**Exercise instructions**
Look through the entries below and count the lines with the word "value" in them; give only the number.

**Rows**
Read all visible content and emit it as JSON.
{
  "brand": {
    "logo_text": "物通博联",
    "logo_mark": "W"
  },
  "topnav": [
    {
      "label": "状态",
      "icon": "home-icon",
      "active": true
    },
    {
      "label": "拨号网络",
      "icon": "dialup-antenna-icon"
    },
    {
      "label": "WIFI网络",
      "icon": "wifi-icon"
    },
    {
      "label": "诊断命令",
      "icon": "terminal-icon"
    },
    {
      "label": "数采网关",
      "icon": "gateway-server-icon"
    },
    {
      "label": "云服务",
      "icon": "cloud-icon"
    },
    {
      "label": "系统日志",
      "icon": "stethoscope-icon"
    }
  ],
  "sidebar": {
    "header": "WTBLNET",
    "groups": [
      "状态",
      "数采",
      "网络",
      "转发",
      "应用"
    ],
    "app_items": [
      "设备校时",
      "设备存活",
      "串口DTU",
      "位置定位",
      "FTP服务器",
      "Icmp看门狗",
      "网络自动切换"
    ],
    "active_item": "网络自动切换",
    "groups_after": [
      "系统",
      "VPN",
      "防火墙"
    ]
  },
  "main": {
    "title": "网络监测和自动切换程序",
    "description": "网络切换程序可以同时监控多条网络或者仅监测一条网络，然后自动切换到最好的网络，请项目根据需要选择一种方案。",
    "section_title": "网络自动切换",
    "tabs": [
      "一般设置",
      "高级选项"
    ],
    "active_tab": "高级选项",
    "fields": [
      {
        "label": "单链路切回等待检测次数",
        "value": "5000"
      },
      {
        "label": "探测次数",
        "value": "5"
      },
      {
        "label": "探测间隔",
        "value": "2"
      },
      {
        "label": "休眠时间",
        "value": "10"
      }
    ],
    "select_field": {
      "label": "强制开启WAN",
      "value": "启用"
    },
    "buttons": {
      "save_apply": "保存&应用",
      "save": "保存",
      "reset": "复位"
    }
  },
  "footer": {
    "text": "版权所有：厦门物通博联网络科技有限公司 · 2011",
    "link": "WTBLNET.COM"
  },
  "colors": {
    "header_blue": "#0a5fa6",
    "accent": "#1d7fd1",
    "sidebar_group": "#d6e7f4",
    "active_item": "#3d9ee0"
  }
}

**Result**
5